TASK INPUTS:

—————

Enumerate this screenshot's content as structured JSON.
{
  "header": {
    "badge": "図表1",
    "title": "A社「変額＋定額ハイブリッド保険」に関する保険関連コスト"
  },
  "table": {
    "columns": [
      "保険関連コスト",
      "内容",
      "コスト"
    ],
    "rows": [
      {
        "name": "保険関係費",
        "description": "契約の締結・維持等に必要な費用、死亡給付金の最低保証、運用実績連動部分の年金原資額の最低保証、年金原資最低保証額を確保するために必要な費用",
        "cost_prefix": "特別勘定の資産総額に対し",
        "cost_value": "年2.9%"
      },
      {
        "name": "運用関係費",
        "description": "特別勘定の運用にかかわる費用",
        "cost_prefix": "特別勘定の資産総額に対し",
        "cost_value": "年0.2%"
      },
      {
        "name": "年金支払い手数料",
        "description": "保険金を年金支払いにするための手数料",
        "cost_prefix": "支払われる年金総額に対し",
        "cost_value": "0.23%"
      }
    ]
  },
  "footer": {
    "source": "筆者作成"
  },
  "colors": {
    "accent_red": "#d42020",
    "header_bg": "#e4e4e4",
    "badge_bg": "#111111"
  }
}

—————

EXERCISE:
Using the listing above, show each line holding the string "name".

EXERCISE RESPONSE:
        "name": "保険関係費",
        "name": "運用関係費",
        "name": "年金支払い手数料",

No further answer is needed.